-------- Data for this exercise --------

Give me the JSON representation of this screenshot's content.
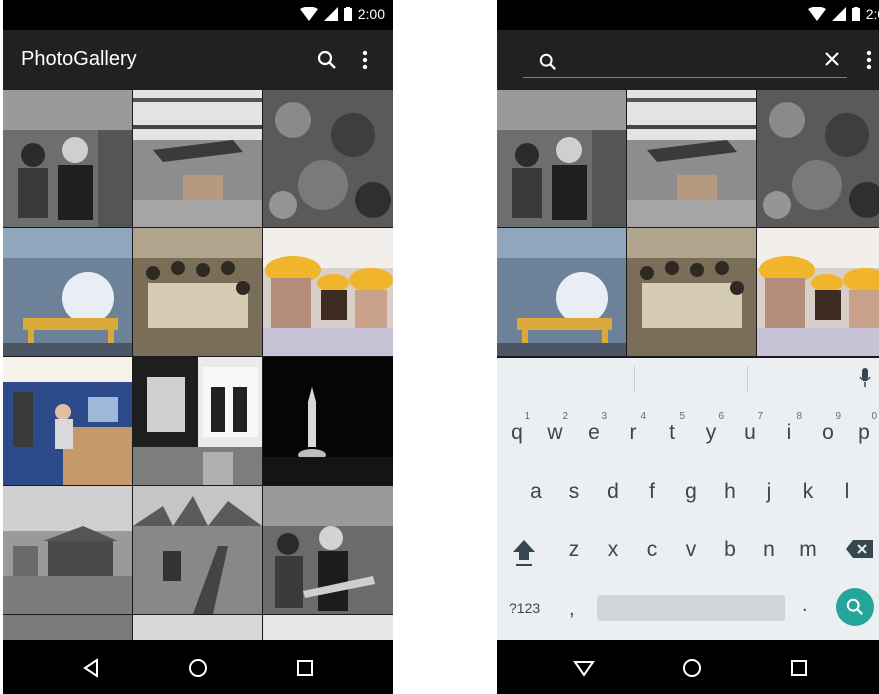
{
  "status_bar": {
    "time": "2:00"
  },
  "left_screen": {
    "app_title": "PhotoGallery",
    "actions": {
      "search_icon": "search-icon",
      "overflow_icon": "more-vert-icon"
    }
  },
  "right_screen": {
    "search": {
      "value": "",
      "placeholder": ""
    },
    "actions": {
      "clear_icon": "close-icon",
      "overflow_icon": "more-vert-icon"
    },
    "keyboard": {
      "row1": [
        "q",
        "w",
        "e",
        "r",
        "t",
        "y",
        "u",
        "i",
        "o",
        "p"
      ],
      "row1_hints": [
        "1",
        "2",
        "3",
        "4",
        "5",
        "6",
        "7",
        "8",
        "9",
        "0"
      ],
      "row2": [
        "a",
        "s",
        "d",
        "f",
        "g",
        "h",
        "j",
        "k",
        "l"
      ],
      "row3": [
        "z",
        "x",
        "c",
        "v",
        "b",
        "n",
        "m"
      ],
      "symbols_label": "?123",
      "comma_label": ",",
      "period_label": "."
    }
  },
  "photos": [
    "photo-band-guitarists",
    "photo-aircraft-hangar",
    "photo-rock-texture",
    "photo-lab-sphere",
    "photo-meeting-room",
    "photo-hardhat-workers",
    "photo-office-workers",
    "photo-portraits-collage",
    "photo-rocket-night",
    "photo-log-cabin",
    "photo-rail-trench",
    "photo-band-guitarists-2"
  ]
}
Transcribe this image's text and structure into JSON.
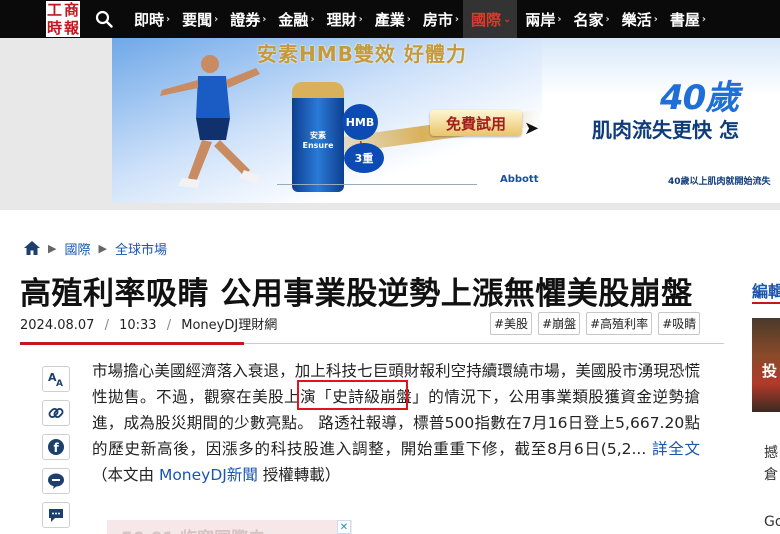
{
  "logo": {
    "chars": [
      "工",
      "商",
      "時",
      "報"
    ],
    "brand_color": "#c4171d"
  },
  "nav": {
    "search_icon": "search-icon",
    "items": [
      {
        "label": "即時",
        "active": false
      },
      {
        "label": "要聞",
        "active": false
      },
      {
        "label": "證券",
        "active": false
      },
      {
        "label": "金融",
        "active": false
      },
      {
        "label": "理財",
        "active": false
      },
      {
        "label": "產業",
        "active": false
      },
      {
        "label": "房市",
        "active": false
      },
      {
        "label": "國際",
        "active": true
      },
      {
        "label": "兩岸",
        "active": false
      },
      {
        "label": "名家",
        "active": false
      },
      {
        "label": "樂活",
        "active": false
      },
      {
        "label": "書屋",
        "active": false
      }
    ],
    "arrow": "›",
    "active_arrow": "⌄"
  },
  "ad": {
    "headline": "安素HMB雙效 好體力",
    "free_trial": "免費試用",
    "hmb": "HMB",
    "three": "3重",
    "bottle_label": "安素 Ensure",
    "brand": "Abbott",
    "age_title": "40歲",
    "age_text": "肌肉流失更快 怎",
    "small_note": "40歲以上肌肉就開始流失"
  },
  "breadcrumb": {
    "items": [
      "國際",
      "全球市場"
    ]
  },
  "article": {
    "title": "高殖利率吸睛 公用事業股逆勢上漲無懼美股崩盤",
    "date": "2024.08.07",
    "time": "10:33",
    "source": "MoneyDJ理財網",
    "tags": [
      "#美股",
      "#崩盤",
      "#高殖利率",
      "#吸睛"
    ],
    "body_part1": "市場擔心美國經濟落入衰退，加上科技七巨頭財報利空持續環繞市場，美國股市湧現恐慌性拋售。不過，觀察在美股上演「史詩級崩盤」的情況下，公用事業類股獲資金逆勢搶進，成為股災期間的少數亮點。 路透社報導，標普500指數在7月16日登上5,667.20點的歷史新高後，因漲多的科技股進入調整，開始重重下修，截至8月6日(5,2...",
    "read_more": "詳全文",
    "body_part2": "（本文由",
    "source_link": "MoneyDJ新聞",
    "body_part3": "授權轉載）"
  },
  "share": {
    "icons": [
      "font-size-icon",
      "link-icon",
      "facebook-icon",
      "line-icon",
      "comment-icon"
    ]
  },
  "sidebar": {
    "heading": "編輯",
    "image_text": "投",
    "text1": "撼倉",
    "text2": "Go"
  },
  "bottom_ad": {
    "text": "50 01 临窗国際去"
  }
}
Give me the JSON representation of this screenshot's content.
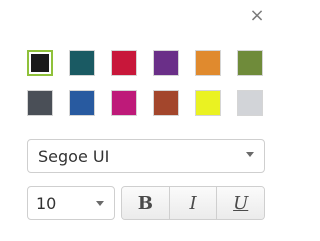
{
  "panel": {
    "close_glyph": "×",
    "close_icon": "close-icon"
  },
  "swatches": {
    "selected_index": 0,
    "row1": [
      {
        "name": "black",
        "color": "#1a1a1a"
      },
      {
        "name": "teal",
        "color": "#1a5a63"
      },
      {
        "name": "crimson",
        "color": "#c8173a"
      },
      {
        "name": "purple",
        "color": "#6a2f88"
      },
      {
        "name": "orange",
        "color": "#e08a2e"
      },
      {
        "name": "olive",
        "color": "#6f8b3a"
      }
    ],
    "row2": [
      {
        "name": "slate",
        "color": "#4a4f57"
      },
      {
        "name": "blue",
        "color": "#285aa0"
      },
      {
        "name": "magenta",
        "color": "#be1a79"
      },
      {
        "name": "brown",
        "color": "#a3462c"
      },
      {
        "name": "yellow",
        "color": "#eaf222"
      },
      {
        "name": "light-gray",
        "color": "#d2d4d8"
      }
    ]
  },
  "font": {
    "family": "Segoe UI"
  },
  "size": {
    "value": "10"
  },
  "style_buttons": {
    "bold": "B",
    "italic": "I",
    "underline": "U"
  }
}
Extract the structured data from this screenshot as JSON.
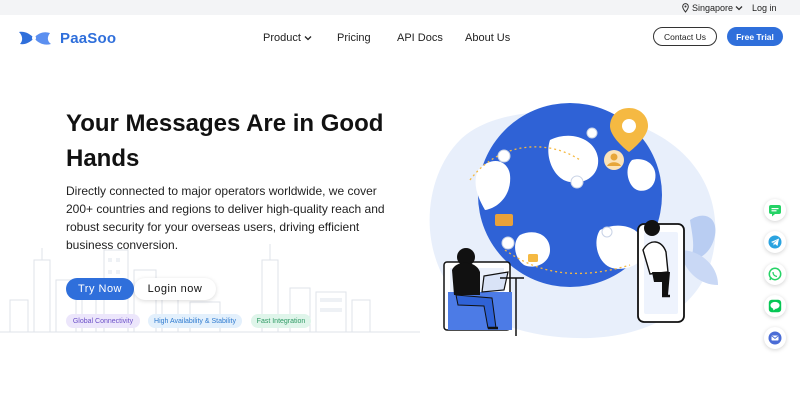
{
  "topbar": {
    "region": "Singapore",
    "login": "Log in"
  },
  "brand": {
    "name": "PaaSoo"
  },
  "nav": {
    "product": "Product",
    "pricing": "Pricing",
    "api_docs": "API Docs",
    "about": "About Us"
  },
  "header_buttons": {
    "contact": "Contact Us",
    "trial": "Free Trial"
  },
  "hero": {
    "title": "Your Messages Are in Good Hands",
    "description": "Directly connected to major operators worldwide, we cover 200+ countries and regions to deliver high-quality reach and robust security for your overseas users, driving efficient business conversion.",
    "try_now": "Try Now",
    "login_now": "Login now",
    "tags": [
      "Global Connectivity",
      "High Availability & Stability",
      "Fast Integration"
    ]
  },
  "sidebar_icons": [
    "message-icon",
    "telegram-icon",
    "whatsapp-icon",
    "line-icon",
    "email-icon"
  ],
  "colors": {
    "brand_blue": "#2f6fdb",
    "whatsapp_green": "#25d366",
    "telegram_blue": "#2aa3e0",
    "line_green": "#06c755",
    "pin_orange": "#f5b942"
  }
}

--------
-------- Data for this exercise --------

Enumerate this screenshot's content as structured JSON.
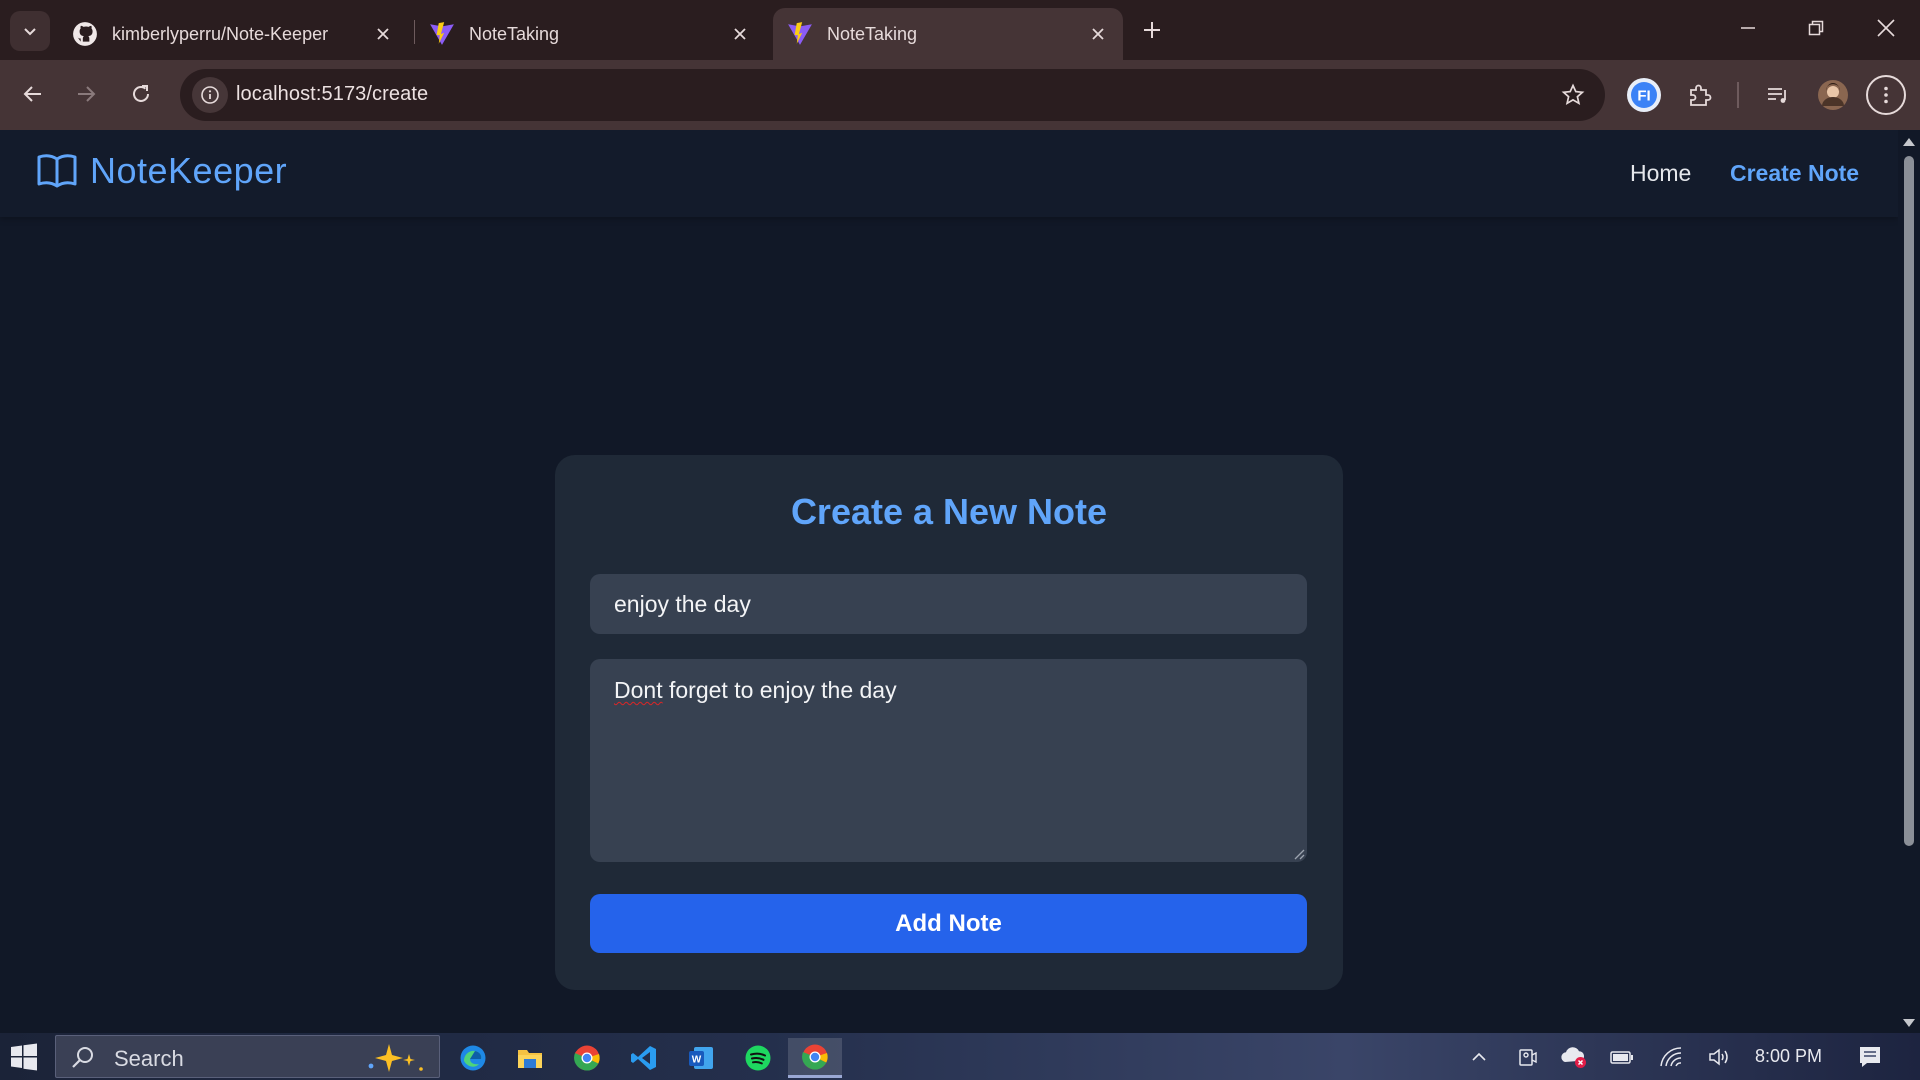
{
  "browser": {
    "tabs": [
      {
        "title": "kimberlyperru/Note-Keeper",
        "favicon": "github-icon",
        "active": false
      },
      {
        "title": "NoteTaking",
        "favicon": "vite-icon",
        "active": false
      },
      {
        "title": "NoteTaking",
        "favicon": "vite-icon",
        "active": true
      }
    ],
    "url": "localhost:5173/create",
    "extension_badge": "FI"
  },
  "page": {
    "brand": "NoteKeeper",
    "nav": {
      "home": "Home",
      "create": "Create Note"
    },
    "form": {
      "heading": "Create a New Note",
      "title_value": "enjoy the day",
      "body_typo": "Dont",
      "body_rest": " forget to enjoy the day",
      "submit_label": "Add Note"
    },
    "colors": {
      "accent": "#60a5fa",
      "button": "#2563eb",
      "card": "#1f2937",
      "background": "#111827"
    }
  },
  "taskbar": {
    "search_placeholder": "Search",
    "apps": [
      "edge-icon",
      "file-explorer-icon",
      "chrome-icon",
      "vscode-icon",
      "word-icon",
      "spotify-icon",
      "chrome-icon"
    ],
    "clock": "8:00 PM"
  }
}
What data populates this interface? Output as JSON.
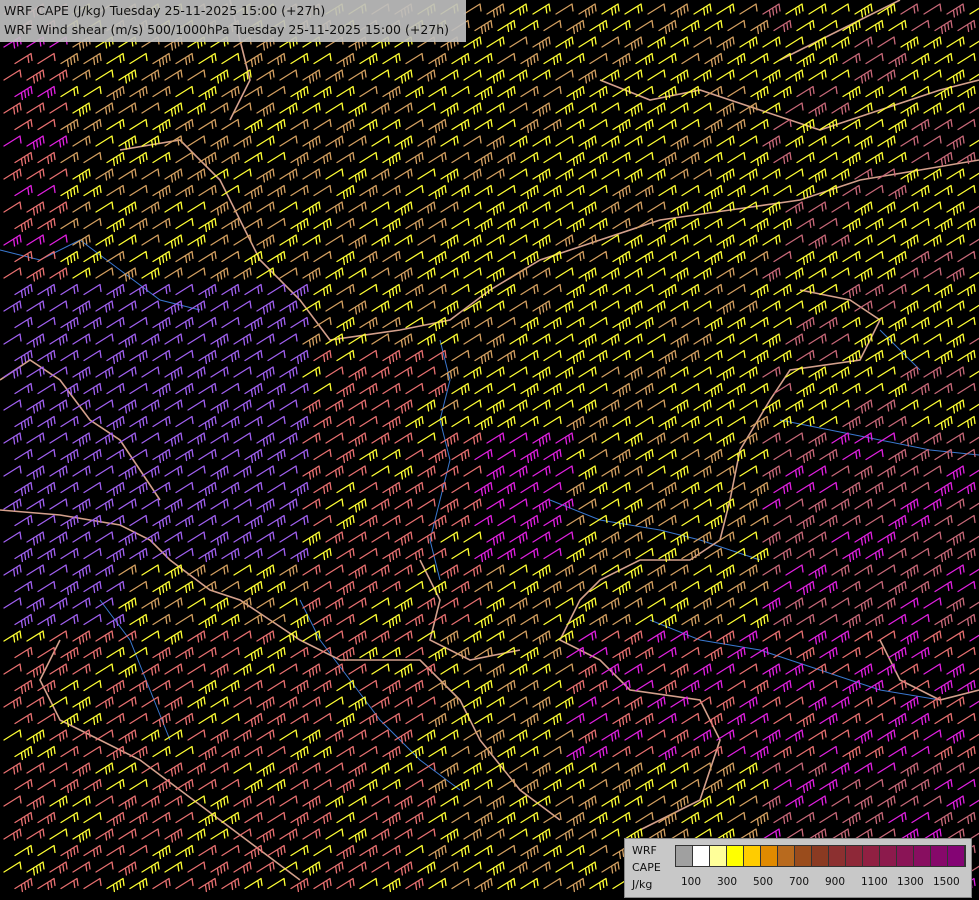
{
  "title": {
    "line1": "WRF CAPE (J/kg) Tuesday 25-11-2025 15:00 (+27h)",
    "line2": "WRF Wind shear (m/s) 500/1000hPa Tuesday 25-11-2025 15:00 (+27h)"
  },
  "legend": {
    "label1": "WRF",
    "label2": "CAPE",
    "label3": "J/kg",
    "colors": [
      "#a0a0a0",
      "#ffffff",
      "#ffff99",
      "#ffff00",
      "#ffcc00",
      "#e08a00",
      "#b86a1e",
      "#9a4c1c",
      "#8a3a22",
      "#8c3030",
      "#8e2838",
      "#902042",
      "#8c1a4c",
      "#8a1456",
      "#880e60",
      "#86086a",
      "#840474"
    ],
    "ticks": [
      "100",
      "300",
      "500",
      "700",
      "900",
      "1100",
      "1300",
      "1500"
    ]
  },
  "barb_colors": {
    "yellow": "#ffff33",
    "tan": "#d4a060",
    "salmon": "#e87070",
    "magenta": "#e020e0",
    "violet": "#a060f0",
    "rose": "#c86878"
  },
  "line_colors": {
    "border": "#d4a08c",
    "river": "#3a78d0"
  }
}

--------

» Task to carry out: Examine the entries and report how many of their lines contain the string "screenshot", giving no more than the number.

» Answer: 4